● Given task: Repeat the data that follows, word for word, without the images.

[Data entries]
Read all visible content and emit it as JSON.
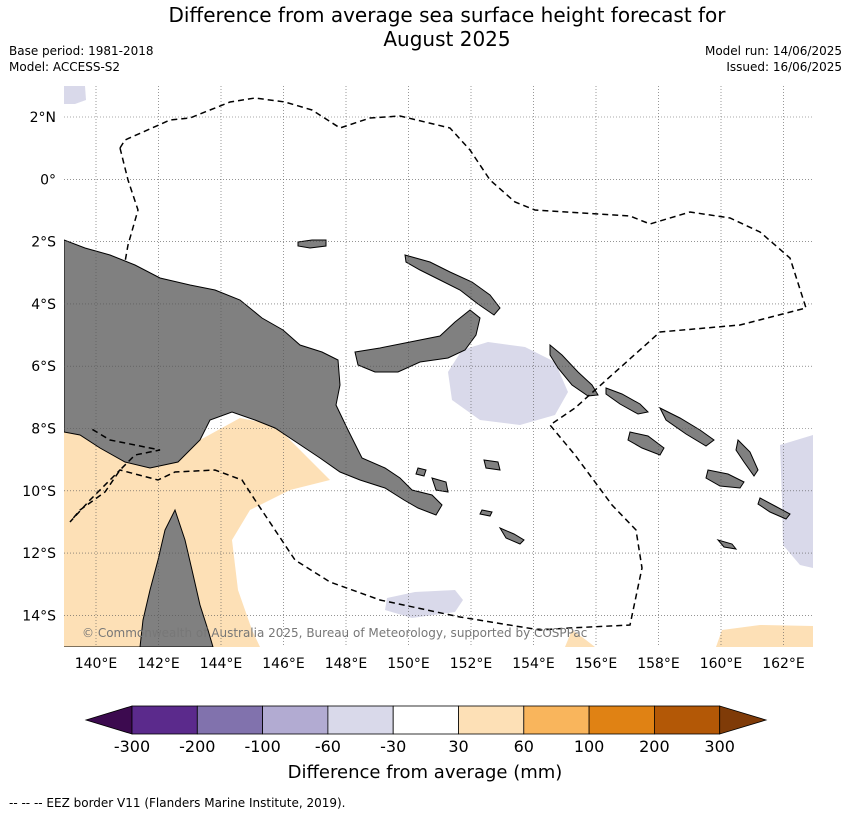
{
  "title_line1": "Difference from average sea surface height forecast for",
  "title_line2": "August 2025",
  "base_period": "Base period: 1981-2018",
  "model": "Model: ACCESS-S2",
  "model_run": "Model run: 14/06/2025",
  "issued": "Issued: 16/06/2025",
  "copyright": "© Commonwealth of Australia 2025, Bureau of Meteorology, supported by COSPPac",
  "footnote": "-- -- -- EEZ border V11 (Flanders Marine Institute, 2019).",
  "lat_labels": [
    "2°N",
    "0°",
    "2°S",
    "4°S",
    "6°S",
    "8°S",
    "10°S",
    "12°S",
    "14°S"
  ],
  "lon_labels": [
    "140°E",
    "142°E",
    "144°E",
    "146°E",
    "148°E",
    "150°E",
    "152°E",
    "154°E",
    "156°E",
    "158°E",
    "160°E",
    "162°E"
  ],
  "colorbar": {
    "title": "Difference from average (mm)",
    "ticks": [
      "-300",
      "-200",
      "-100",
      "-60",
      "-30",
      "30",
      "60",
      "100",
      "200",
      "300"
    ],
    "colors": [
      "#3c0a4f",
      "#5b2a8c",
      "#8172ad",
      "#b2abd2",
      "#d9d9ea",
      "#ffffff",
      "#fde0b6",
      "#f9b55c",
      "#e08214",
      "#b35806",
      "#7f3b08"
    ]
  },
  "colors": {
    "land": "#808080",
    "positive": "#fde0b6",
    "negative": "#d9d9ea"
  }
}
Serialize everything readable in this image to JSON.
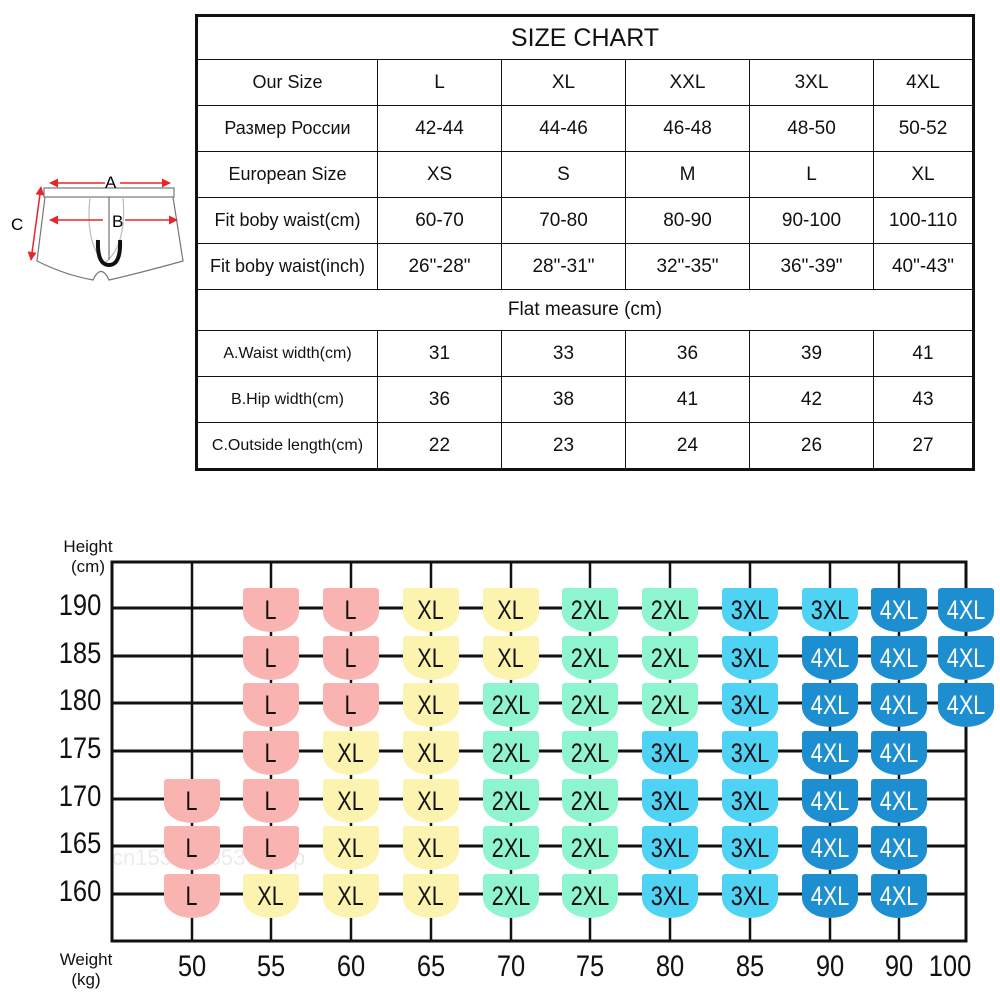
{
  "size_chart": {
    "title": "SIZE CHART",
    "rows": [
      {
        "label": "Our Size",
        "values": [
          "L",
          "XL",
          "XXL",
          "3XL",
          "4XL"
        ]
      },
      {
        "label": "Размер России",
        "values": [
          "42-44",
          "44-46",
          "46-48",
          "48-50",
          "50-52"
        ]
      },
      {
        "label": "European Size",
        "values": [
          "XS",
          "S",
          "M",
          "L",
          "XL"
        ]
      },
      {
        "label": "Fit boby waist(cm)",
        "values": [
          "60-70",
          "70-80",
          "80-90",
          "90-100",
          "100-110"
        ]
      },
      {
        "label": "Fit boby waist(inch)",
        "values": [
          "26\"-28\"",
          "28\"-31\"",
          "32\"-35\"",
          "36\"-39\"",
          "40\"-43\""
        ]
      }
    ],
    "flat_measure": "Flat measure (cm)",
    "measure_rows": [
      {
        "label": "A.Waist width(cm)",
        "values": [
          "31",
          "33",
          "36",
          "39",
          "41"
        ]
      },
      {
        "label": "B.Hip width(cm)",
        "values": [
          "36",
          "38",
          "41",
          "42",
          "43"
        ]
      },
      {
        "label": "C.Outside length(cm)",
        "values": [
          "22",
          "23",
          "24",
          "26",
          "27"
        ]
      }
    ]
  },
  "diagram": {
    "labels": {
      "a": "A",
      "b": "B",
      "c": "C"
    },
    "arrow_color": "#e8262a"
  },
  "chart_data": {
    "type": "table",
    "ylabel": [
      "Height",
      "(cm)"
    ],
    "xlabel": [
      "Weight",
      "(kg)"
    ],
    "x_ticks": [
      "50",
      "55",
      "60",
      "65",
      "70",
      "75",
      "80",
      "85",
      "90",
      "90",
      "100"
    ],
    "y_ticks": [
      "190",
      "185",
      "180",
      "175",
      "170",
      "165",
      "160"
    ],
    "cells": [
      [
        "",
        "L",
        "L",
        "XL",
        "XL",
        "2XL",
        "2XL",
        "3XL",
        "3XL",
        "4XL",
        "4XL"
      ],
      [
        "",
        "L",
        "L",
        "XL",
        "XL",
        "2XL",
        "2XL",
        "3XL",
        "4XL",
        "4XL",
        "4XL"
      ],
      [
        "",
        "L",
        "L",
        "XL",
        "2XL",
        "2XL",
        "2XL",
        "3XL",
        "4XL",
        "4XL",
        "4XL"
      ],
      [
        "",
        "L",
        "XL",
        "XL",
        "2XL",
        "2XL",
        "3XL",
        "3XL",
        "4XL",
        "4XL",
        ""
      ],
      [
        "L",
        "L",
        "XL",
        "XL",
        "2XL",
        "2XL",
        "3XL",
        "3XL",
        "4XL",
        "4XL",
        ""
      ],
      [
        "L",
        "L",
        "XL",
        "XL",
        "2XL",
        "2XL",
        "3XL",
        "3XL",
        "4XL",
        "4XL",
        ""
      ],
      [
        "L",
        "XL",
        "XL",
        "XL",
        "2XL",
        "2XL",
        "3XL",
        "3XL",
        "4XL",
        "4XL",
        ""
      ]
    ],
    "size_colors": {
      "L": "#f9b4b2",
      "XL": "#fcf4ae",
      "2XL": "#8ef5cf",
      "3XL": "#4fd3f4",
      "4XL": "#1d8fd1"
    },
    "watermark": "cn1534706537shop"
  }
}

● Task response:
Read all visible content and emit it as JSON.
{
  "title_line1": "Difference from average sea surface height forecast for",
  "title_line2": "August 2025",
  "base_period": "Base period: 1981-2018",
  "model": "Model: ACCESS-S2",
  "model_run": "Model run: 14/06/2025",
  "issued": "Issued: 16/06/2025",
  "copyright": "© Commonwealth of Australia 2025, Bureau of Meteorology, supported by COSPPac",
  "footnote": "-- -- -- EEZ border V11 (Flanders Marine Institute, 2019).",
  "lat_labels": [
    "2°N",
    "0°",
    "2°S",
    "4°S",
    "6°S",
    "8°S",
    "10°S",
    "12°S",
    "14°S"
  ],
  "lon_labels": [
    "140°E",
    "142°E",
    "144°E",
    "146°E",
    "148°E",
    "150°E",
    "152°E",
    "154°E",
    "156°E",
    "158°E",
    "160°E",
    "162°E"
  ],
  "colorbar": {
    "title": "Difference from average (mm)",
    "ticks": [
      "-300",
      "-200",
      "-100",
      "-60",
      "-30",
      "30",
      "60",
      "100",
      "200",
      "300"
    ],
    "colors": [
      "#3c0a4f",
      "#5b2a8c",
      "#8172ad",
      "#b2abd2",
      "#d9d9ea",
      "#ffffff",
      "#fde0b6",
      "#f9b55c",
      "#e08214",
      "#b35806",
      "#7f3b08"
    ]
  },
  "colors": {
    "land": "#808080",
    "positive": "#fde0b6",
    "negative": "#d9d9ea"
  }
}
Serialize everything readable in this image to JSON.
{
  "size_chart": {
    "title": "SIZE CHART",
    "rows": [
      {
        "label": "Our Size",
        "values": [
          "L",
          "XL",
          "XXL",
          "3XL",
          "4XL"
        ]
      },
      {
        "label": "Размер России",
        "values": [
          "42-44",
          "44-46",
          "46-48",
          "48-50",
          "50-52"
        ]
      },
      {
        "label": "European Size",
        "values": [
          "XS",
          "S",
          "M",
          "L",
          "XL"
        ]
      },
      {
        "label": "Fit boby waist(cm)",
        "values": [
          "60-70",
          "70-80",
          "80-90",
          "90-100",
          "100-110"
        ]
      },
      {
        "label": "Fit boby waist(inch)",
        "values": [
          "26\"-28\"",
          "28\"-31\"",
          "32\"-35\"",
          "36\"-39\"",
          "40\"-43\""
        ]
      }
    ],
    "flat_measure": "Flat measure (cm)",
    "measure_rows": [
      {
        "label": "A.Waist width(cm)",
        "values": [
          "31",
          "33",
          "36",
          "39",
          "41"
        ]
      },
      {
        "label": "B.Hip width(cm)",
        "values": [
          "36",
          "38",
          "41",
          "42",
          "43"
        ]
      },
      {
        "label": "C.Outside length(cm)",
        "values": [
          "22",
          "23",
          "24",
          "26",
          "27"
        ]
      }
    ]
  },
  "diagram": {
    "labels": {
      "a": "A",
      "b": "B",
      "c": "C"
    },
    "arrow_color": "#e8262a"
  },
  "chart_data": {
    "type": "table",
    "ylabel": [
      "Height",
      "(cm)"
    ],
    "xlabel": [
      "Weight",
      "(kg)"
    ],
    "x_ticks": [
      "50",
      "55",
      "60",
      "65",
      "70",
      "75",
      "80",
      "85",
      "90",
      "90",
      "100"
    ],
    "y_ticks": [
      "190",
      "185",
      "180",
      "175",
      "170",
      "165",
      "160"
    ],
    "cells": [
      [
        "",
        "L",
        "L",
        "XL",
        "XL",
        "2XL",
        "2XL",
        "3XL",
        "3XL",
        "4XL",
        "4XL"
      ],
      [
        "",
        "L",
        "L",
        "XL",
        "XL",
        "2XL",
        "2XL",
        "3XL",
        "4XL",
        "4XL",
        "4XL"
      ],
      [
        "",
        "L",
        "L",
        "XL",
        "2XL",
        "2XL",
        "2XL",
        "3XL",
        "4XL",
        "4XL",
        "4XL"
      ],
      [
        "",
        "L",
        "XL",
        "XL",
        "2XL",
        "2XL",
        "3XL",
        "3XL",
        "4XL",
        "4XL",
        ""
      ],
      [
        "L",
        "L",
        "XL",
        "XL",
        "2XL",
        "2XL",
        "3XL",
        "3XL",
        "4XL",
        "4XL",
        ""
      ],
      [
        "L",
        "L",
        "XL",
        "XL",
        "2XL",
        "2XL",
        "3XL",
        "3XL",
        "4XL",
        "4XL",
        ""
      ],
      [
        "L",
        "XL",
        "XL",
        "XL",
        "2XL",
        "2XL",
        "3XL",
        "3XL",
        "4XL",
        "4XL",
        ""
      ]
    ],
    "size_colors": {
      "L": "#f9b4b2",
      "XL": "#fcf4ae",
      "2XL": "#8ef5cf",
      "3XL": "#4fd3f4",
      "4XL": "#1d8fd1"
    },
    "watermark": "cn1534706537shop"
  }
}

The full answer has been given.